[START Given information]

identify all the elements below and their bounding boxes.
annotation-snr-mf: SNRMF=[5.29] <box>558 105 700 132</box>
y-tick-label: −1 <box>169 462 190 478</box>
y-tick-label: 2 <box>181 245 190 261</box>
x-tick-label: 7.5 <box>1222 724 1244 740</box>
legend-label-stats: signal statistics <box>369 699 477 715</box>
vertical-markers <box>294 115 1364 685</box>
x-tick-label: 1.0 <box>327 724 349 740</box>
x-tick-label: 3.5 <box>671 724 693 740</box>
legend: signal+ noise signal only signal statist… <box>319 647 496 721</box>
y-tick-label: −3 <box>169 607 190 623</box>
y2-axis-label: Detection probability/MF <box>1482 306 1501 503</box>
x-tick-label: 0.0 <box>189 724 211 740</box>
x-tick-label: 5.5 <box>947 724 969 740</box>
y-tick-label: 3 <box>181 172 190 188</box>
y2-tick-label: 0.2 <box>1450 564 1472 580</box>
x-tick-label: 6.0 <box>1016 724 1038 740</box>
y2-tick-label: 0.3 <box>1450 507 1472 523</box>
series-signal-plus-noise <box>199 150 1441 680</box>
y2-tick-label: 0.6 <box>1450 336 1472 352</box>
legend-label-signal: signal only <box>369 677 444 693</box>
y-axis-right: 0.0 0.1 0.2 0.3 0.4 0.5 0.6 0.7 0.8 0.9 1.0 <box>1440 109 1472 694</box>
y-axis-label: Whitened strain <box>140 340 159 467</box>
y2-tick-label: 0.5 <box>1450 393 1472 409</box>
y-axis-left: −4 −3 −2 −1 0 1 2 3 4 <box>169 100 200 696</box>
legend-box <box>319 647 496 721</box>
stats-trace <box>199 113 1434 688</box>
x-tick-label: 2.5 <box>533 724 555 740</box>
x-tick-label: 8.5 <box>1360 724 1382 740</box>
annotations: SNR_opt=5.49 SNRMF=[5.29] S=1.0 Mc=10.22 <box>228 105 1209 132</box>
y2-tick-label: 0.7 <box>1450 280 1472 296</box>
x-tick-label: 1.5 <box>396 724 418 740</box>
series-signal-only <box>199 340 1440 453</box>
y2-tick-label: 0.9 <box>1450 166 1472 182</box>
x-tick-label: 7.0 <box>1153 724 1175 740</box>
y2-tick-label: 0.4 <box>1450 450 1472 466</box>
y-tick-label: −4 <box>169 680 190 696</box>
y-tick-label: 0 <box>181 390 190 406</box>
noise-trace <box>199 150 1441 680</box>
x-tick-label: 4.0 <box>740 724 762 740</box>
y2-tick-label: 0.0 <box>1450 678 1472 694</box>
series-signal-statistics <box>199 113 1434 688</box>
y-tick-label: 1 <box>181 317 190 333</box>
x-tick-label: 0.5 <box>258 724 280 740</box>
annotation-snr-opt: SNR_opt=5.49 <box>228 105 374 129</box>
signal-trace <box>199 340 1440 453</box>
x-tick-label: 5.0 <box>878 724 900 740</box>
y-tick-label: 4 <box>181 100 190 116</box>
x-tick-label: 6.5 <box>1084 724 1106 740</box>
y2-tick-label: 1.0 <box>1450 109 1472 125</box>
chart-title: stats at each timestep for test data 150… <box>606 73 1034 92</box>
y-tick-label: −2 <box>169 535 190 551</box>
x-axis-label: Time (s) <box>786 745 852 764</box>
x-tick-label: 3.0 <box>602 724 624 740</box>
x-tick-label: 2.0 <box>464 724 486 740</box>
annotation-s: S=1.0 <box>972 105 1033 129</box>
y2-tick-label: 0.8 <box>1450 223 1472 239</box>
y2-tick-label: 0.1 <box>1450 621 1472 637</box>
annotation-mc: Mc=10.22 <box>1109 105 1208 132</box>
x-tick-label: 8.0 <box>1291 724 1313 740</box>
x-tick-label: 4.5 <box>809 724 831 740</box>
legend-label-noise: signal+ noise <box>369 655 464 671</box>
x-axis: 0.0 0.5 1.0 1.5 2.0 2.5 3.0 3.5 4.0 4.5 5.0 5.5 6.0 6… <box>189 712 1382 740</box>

[END Given information]

Convert the lines from the start of the rows through the line containing "vertical-markers <box>294 115 1364 685</box>", inclusive, into a Markdown table with the columns Index and Line text, skipping any blank lines.

| Index | Line text |
|---|---|
| 1 | identify all the elements below and their bounding boxes. |
| 2 | annotation-snr-mf: SNRMF=[5.29] <box>558 105 700 132</box> |
| 3 | y-tick-label: −1 <box>169 462 190 478</box> |
| 4 | y-tick-label: 2 <box>181 245 190 261</box> |
| 5 | x-tick-label: 7.5 <box>1222 724 1244 740</box> |
| 6 | legend-label-stats: signal statistics <box>369 699 477 715</box> |
| 7 | vertical-markers <box>294 115 1364 685</box> |